Reproduce the material in full, unchanged.

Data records
◆ ◆ ◆ ◆ ◆

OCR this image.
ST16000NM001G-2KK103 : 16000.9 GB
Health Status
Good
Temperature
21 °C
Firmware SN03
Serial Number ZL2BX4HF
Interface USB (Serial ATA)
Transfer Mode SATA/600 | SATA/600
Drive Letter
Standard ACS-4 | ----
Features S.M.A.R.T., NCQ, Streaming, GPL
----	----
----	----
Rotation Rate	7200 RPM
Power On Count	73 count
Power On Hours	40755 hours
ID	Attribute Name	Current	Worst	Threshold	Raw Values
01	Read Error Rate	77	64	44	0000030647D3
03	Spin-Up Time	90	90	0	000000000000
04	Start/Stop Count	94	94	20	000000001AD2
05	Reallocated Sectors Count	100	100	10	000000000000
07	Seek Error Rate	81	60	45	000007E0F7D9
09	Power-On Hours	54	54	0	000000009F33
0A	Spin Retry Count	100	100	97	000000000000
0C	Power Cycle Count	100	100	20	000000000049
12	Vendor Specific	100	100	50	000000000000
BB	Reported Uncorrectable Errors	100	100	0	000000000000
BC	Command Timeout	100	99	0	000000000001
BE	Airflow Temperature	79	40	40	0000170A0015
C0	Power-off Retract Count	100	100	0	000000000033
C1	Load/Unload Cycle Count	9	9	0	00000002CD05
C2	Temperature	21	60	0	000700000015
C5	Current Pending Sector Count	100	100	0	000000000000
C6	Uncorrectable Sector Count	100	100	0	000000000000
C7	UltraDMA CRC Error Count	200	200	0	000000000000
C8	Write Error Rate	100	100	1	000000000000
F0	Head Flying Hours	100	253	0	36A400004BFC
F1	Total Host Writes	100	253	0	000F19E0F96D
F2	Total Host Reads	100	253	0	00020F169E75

◆ ◆ ◆ ◆ ◆

(COMPLETED EXERCISE):
OCR this image.
ST16000NM001G-2KK103 : 16000.9 GB
Health Status
Good
Temperature
21 °C
Firmware SN03
Serial Number ZL2BX4HF
Interface USB (Serial ATA)
Transfer Mode SATA/600 | SATA/600
Drive Letter
Standard ACS-4 | ----
Features S.M.A.R.T., NCQ, Streaming, GPL
----	----
----	----
Rotation Rate	7200 RPM
Power On Count	73 count
Power On Hours	40755 hours
ID	Attribute Name	Current	Worst	Threshold	Raw Values
01	Read Error Rate	77	64	44	0000030647D3
03	Spin-Up Time	90	90	0	000000000000
04	Start/Stop Count	94	94	20	000000001AD2
05	Reallocated Sectors Count	100	100	10	000000000000
07	Seek Error Rate	81	60	45	000007E0F7D9
09	Power-On Hours	54	54	0	000000009F33
0A	Spin Retry Count	100	100	97	000000000000
0C	Power Cycle Count	100	100	20	000000000049
12	Vendor Specific	100	100	50	000000000000
BB	Reported Uncorrectable Errors	100	100	0	000000000000
BC	Command Timeout	100	99	0	000000000001
BE	Airflow Temperature	79	40	40	0000170A0015
C0	Power-off Retract Count	100	100	0	000000000033
C1	Load/Unload Cycle Count	9	9	0	00000002CD05
C2	Temperature	21	60	0	000700000015
C5	Current Pending Sector Count	100	100	0	000000000000
C6	Uncorrectable Sector Count	100	100	0	000000000000
C7	UltraDMA CRC Error Count	200	200	0	000000000000
C8	Write Error Rate	100	100	1	000000000000
F0	Head Flying Hours	100	253	0	36A400004BFC
F1	Total Host Writes	100	253	0	000F19E0F96D
F2	Total Host Reads	100	253	0	00020F169E75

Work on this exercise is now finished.